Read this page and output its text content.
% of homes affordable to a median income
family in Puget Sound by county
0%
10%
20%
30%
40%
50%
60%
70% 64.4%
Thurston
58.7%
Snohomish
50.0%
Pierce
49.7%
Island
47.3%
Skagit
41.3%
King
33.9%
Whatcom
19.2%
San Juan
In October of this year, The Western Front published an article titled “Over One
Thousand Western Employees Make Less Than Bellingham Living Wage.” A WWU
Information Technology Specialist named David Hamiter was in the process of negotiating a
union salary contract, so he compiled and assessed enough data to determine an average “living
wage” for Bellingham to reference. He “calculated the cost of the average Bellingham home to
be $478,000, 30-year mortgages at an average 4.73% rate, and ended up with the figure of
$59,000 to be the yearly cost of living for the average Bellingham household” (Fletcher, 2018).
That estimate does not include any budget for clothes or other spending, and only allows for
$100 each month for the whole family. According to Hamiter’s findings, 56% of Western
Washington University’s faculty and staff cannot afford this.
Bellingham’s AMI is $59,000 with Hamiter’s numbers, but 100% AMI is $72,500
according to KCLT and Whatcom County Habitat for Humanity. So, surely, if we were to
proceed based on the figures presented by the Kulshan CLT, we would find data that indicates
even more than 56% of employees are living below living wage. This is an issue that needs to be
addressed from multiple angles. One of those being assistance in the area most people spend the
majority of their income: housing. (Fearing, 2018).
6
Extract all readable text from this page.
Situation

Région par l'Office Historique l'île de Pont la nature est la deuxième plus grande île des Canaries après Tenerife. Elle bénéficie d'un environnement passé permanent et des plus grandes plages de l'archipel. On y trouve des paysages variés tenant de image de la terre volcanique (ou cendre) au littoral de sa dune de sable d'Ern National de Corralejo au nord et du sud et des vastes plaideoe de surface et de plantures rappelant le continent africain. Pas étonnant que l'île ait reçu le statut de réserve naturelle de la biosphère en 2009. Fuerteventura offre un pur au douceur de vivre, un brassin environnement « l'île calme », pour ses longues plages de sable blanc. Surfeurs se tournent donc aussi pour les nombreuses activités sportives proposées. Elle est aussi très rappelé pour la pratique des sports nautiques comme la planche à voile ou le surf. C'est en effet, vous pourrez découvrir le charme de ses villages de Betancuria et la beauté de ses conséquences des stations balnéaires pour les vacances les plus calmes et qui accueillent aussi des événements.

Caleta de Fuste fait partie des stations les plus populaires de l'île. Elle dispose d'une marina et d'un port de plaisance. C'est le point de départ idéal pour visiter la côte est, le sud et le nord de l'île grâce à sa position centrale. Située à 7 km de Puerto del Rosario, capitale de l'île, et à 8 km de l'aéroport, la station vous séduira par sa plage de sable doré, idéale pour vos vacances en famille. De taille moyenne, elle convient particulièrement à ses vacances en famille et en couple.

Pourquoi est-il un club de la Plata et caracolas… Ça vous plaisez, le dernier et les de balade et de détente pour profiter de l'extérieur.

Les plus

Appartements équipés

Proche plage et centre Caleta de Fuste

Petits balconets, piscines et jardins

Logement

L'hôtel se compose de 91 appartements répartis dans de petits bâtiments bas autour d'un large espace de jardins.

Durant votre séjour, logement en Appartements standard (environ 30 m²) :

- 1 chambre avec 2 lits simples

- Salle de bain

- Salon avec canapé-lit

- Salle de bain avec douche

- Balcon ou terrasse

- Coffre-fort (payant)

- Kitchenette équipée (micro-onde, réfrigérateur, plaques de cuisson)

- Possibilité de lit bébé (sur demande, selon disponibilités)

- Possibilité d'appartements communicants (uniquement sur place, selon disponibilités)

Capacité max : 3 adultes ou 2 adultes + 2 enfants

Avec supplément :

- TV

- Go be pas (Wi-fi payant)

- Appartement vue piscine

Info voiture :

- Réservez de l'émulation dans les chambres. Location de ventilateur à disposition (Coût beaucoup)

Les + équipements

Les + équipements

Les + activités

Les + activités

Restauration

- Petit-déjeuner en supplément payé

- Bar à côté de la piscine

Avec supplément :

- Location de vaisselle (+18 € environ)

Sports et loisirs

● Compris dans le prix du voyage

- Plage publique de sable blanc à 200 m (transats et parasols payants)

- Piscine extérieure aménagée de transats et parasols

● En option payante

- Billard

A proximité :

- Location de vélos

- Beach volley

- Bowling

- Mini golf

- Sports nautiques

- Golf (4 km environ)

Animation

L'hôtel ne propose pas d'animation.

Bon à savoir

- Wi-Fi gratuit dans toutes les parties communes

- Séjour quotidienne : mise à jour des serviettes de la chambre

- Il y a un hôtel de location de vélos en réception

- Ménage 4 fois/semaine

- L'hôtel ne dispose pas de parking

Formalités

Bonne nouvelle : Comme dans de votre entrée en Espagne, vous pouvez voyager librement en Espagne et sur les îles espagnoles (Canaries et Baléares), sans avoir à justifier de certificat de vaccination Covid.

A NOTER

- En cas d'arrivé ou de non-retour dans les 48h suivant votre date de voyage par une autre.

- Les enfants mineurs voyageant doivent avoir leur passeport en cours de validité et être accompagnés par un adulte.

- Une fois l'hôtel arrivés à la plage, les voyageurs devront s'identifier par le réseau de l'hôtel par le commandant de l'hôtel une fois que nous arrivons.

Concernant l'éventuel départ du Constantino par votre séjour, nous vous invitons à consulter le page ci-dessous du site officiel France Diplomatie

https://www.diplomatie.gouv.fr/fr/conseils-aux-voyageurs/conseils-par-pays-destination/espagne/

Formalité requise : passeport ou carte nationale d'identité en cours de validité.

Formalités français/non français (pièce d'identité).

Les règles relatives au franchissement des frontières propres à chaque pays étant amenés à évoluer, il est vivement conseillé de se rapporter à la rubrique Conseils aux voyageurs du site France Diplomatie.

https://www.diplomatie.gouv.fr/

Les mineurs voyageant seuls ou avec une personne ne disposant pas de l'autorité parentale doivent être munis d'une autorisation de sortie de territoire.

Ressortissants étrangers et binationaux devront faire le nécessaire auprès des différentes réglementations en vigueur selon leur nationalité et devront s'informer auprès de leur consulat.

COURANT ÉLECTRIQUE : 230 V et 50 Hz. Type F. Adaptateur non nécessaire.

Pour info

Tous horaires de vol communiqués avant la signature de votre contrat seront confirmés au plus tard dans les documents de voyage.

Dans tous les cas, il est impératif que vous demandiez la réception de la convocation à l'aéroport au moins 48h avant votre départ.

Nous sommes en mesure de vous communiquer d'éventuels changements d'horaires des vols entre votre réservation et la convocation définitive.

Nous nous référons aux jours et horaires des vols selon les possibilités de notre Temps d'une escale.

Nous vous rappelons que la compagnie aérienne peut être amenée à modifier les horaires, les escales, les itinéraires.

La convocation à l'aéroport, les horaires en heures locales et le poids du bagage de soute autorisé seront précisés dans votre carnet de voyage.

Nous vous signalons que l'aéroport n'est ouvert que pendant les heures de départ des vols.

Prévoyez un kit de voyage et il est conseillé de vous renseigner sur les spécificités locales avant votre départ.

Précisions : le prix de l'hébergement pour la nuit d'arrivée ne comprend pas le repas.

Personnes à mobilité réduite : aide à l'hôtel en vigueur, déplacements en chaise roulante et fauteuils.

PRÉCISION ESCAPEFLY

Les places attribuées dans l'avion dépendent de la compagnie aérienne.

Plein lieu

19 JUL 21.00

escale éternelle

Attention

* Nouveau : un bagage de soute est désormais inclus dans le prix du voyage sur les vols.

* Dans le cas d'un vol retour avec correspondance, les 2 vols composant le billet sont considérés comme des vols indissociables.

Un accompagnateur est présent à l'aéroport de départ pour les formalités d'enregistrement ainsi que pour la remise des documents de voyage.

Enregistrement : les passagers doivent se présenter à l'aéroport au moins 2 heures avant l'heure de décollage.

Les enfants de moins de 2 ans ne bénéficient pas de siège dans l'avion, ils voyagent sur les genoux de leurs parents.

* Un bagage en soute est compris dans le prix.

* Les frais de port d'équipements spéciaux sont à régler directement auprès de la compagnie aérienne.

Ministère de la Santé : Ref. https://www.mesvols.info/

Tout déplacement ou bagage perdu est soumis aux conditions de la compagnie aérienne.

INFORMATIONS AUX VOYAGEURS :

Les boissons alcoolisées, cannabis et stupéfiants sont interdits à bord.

Task details — Copy out every line in the entries above that holds "vigueur".

Response to the task —
Ressortissants étrangers et binationaux devront faire le nécessaire auprès des différentes réglementations en vigueur selon leur nationalité et devront s'informer auprès de leur consulat.
Personnes à mobilité réduite : aide à l'hôtel en vigueur, déplacements en chaise roulante et fauteuils.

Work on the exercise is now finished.